Search the data below for "optimization"; list each line that holds it.

== Record extracts ==
• • •
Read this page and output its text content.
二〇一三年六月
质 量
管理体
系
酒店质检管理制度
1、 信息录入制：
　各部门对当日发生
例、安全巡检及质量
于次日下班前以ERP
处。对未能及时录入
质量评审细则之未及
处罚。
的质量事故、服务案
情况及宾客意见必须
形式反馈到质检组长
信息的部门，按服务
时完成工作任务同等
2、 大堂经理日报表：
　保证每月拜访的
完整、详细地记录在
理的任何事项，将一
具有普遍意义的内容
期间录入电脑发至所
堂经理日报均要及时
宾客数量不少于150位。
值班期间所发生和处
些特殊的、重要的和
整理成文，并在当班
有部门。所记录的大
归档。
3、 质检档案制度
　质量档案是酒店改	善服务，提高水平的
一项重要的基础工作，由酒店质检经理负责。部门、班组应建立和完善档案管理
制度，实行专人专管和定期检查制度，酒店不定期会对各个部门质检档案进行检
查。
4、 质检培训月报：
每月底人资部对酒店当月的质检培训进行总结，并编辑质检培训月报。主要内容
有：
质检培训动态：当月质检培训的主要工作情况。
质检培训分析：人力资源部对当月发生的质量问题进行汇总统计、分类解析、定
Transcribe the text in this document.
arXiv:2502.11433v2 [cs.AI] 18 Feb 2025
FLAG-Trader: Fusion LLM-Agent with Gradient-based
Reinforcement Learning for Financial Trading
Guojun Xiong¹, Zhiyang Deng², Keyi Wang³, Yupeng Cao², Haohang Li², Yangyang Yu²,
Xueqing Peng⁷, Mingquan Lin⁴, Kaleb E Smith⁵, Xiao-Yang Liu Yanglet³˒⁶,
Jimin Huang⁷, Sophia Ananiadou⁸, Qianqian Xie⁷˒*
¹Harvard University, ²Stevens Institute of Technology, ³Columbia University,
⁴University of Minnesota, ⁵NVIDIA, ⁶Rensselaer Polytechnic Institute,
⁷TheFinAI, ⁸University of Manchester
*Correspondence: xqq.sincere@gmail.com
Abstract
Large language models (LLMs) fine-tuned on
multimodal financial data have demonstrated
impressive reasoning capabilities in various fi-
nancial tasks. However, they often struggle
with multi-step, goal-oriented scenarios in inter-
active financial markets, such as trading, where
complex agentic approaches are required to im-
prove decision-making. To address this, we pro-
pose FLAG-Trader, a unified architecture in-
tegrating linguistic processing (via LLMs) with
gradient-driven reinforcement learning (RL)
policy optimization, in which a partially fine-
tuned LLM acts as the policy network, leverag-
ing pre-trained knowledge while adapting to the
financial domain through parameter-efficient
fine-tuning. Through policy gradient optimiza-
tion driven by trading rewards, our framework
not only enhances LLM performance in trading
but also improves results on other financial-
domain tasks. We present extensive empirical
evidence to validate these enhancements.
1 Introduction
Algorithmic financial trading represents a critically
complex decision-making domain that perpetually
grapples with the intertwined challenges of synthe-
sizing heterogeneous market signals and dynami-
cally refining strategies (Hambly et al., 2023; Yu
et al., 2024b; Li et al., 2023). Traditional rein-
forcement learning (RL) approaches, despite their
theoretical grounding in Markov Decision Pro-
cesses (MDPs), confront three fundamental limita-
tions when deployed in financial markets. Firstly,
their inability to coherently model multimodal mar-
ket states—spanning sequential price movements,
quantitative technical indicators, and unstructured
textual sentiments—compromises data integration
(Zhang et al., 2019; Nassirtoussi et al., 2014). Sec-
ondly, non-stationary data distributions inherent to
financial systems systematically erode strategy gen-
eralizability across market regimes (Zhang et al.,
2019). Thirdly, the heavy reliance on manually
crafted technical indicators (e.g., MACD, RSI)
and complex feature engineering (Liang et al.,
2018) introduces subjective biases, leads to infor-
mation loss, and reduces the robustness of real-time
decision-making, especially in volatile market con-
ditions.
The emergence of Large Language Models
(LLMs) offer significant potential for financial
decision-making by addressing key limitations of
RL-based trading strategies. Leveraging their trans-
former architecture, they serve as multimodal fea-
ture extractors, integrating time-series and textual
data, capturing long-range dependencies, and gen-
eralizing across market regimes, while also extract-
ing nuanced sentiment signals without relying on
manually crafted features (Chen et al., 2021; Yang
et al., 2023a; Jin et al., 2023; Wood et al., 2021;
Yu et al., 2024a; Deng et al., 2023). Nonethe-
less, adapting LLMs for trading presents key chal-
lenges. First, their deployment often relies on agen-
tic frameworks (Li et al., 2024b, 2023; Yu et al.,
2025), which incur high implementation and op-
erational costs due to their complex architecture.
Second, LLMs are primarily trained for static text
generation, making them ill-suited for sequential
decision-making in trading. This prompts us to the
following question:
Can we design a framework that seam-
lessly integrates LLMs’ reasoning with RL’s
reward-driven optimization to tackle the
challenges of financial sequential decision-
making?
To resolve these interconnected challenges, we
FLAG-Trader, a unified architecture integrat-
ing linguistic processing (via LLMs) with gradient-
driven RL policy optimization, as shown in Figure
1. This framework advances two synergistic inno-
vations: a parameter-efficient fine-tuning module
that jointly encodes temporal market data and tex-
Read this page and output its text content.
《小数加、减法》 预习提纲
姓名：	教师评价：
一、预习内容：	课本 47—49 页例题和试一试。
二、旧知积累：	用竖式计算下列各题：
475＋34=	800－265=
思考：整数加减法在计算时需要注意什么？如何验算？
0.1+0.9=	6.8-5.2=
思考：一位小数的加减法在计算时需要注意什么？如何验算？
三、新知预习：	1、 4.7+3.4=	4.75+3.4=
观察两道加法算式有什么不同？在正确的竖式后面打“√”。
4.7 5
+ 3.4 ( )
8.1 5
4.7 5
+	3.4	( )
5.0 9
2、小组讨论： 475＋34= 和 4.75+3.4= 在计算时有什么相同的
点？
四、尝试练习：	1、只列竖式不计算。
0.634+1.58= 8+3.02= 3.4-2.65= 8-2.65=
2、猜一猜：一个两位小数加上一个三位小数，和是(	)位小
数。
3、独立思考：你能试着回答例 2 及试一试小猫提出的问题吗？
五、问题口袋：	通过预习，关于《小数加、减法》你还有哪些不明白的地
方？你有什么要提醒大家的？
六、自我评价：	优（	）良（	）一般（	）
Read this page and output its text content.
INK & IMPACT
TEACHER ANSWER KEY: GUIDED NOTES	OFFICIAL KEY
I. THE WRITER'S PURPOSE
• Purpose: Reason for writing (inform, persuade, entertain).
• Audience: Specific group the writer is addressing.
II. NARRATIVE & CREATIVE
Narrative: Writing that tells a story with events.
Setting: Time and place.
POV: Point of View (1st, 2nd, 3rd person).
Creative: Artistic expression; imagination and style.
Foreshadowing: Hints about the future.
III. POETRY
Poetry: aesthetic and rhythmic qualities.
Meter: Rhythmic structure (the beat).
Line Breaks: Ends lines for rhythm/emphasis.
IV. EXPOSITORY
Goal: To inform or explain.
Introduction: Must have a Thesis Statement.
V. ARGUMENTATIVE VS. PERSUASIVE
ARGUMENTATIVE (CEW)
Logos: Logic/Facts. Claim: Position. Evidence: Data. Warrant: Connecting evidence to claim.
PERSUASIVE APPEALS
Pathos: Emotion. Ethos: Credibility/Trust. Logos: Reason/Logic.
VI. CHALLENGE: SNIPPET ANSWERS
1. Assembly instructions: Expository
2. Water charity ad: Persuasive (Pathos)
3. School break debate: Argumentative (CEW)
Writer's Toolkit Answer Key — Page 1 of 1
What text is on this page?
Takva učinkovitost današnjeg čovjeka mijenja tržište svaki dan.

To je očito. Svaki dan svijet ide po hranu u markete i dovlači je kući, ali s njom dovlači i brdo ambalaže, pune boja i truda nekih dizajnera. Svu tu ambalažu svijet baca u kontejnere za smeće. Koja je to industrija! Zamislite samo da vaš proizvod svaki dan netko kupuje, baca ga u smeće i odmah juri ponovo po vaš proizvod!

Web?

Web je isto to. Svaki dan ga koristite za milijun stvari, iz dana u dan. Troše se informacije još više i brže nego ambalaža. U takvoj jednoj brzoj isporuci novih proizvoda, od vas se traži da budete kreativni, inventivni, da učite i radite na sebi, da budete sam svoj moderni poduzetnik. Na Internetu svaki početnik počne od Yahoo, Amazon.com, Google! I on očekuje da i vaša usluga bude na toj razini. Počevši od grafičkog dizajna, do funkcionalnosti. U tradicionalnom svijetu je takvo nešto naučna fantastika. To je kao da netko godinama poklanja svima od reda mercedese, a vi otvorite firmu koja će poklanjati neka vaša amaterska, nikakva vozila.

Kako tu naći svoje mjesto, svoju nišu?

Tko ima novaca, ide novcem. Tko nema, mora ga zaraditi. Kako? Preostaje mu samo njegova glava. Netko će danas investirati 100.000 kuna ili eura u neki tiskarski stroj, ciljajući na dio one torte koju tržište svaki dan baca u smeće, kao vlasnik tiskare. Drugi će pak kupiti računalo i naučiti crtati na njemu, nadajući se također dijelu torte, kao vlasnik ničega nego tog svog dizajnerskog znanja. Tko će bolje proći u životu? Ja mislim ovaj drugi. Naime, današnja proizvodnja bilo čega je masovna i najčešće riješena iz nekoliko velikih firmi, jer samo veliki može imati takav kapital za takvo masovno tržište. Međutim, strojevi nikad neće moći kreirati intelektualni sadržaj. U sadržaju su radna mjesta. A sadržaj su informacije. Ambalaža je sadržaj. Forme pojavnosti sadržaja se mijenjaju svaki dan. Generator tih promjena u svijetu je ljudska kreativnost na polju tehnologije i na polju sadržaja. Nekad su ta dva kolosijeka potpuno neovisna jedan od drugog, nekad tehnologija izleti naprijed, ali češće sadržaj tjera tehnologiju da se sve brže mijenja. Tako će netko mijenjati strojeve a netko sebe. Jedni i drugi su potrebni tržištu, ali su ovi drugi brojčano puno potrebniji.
• • •
== Task solution ==
policy optimization, in which a partially fine-
reward-driven optimization to tackle the
driven RL policy optimization, as shown in Figure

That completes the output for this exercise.